START GIVEN DATA

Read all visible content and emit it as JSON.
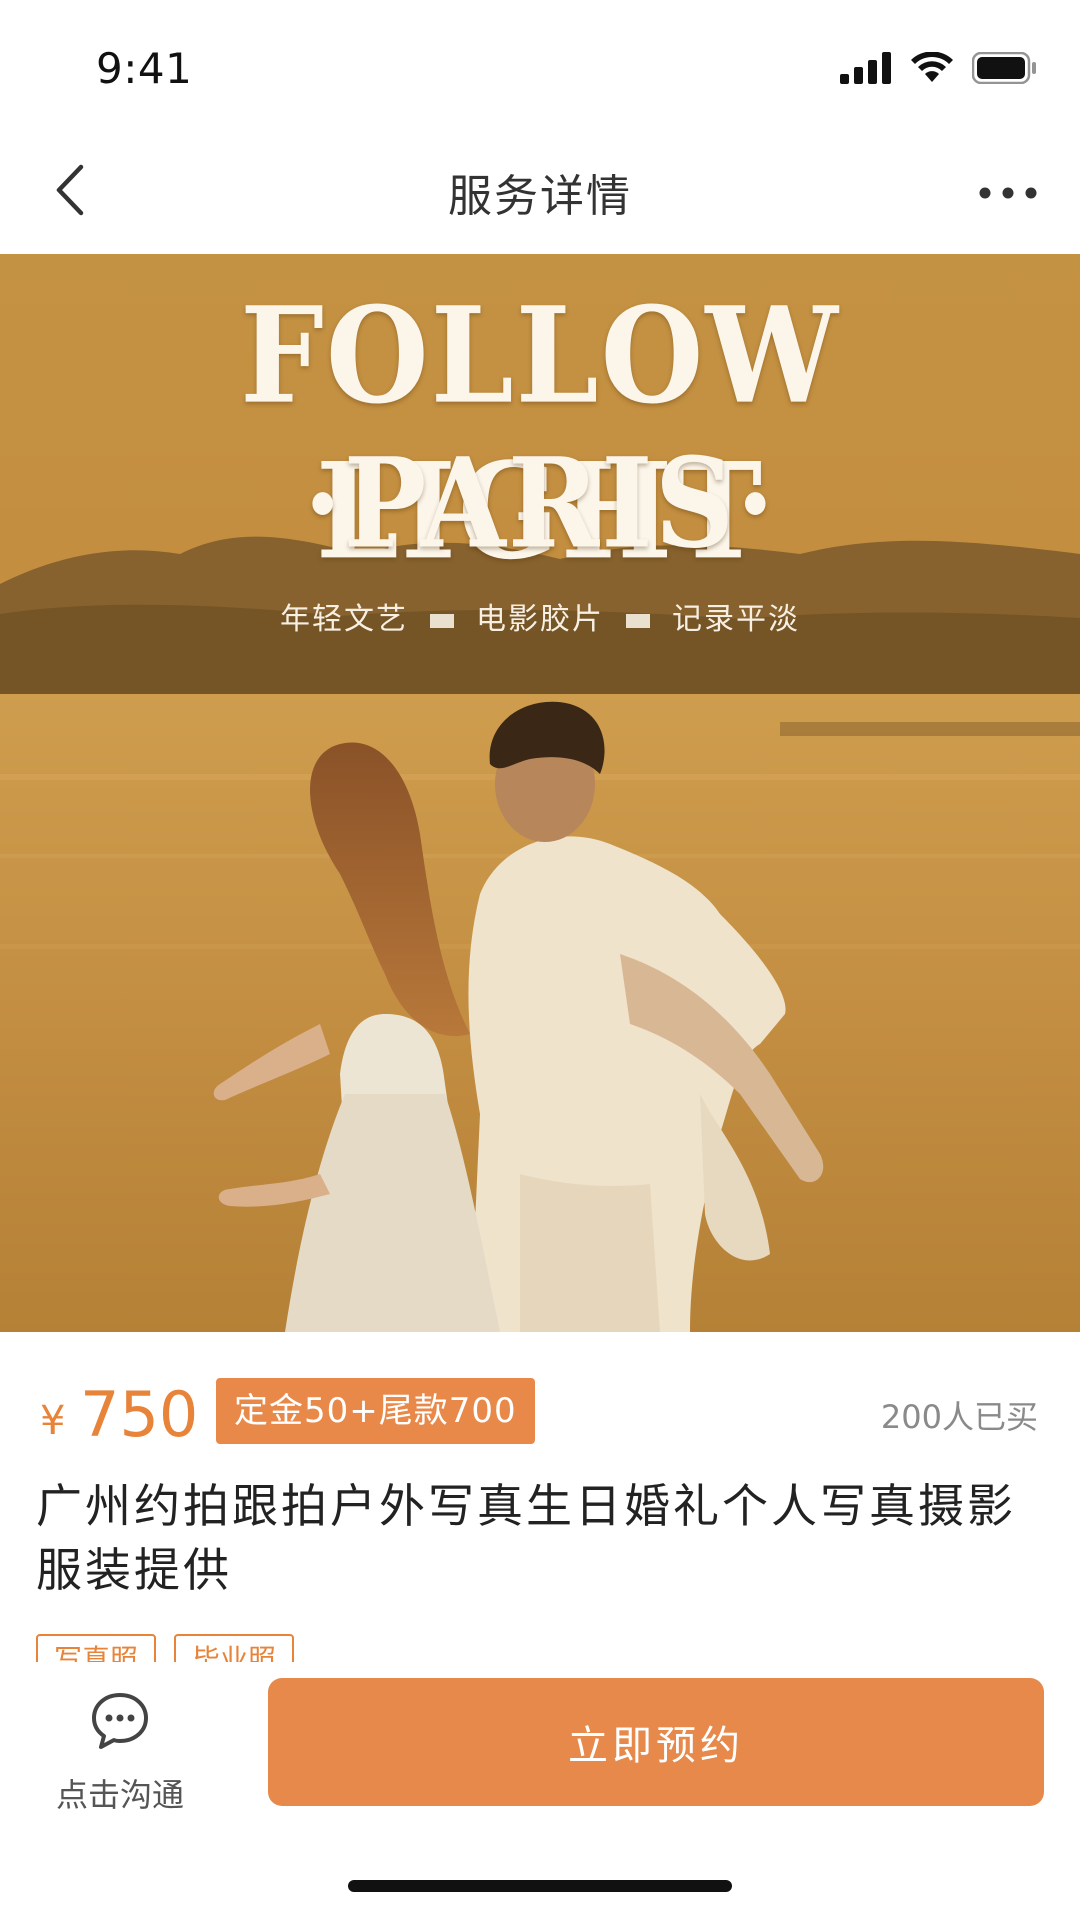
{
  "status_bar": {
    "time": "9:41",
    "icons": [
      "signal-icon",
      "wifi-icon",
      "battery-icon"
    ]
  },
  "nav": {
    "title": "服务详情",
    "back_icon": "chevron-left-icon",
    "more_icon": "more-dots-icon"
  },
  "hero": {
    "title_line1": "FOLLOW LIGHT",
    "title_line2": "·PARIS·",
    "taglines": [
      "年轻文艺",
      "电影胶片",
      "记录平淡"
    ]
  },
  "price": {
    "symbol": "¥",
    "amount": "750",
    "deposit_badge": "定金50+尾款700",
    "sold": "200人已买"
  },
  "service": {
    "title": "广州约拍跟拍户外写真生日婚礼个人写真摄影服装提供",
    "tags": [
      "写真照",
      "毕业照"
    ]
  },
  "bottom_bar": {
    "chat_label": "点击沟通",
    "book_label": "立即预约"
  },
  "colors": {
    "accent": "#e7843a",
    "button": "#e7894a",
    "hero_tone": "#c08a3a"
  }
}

END GIVEN DATA

- INSTRUCTION:
Write the listing above out again exactly, dropping each image.

- RESPONSE TO THIS EXERCISE:
Read all visible content and emit it as JSON.
{
  "status_bar": {
    "time": "9:41",
    "icons": [
      "signal-icon",
      "wifi-icon",
      "battery-icon"
    ]
  },
  "nav": {
    "title": "服务详情",
    "back_icon": "chevron-left-icon",
    "more_icon": "more-dots-icon"
  },
  "hero": {
    "title_line1": "FOLLOW LIGHT",
    "title_line2": "·PARIS·",
    "taglines": [
      "年轻文艺",
      "电影胶片",
      "记录平淡"
    ]
  },
  "price": {
    "symbol": "¥",
    "amount": "750",
    "deposit_badge": "定金50+尾款700",
    "sold": "200人已买"
  },
  "service": {
    "title": "广州约拍跟拍户外写真生日婚礼个人写真摄影服装提供",
    "tags": [
      "写真照",
      "毕业照"
    ]
  },
  "bottom_bar": {
    "chat_label": "点击沟通",
    "book_label": "立即预约"
  },
  "colors": {
    "accent": "#e7843a",
    "button": "#e7894a",
    "hero_tone": "#c08a3a"
  }
}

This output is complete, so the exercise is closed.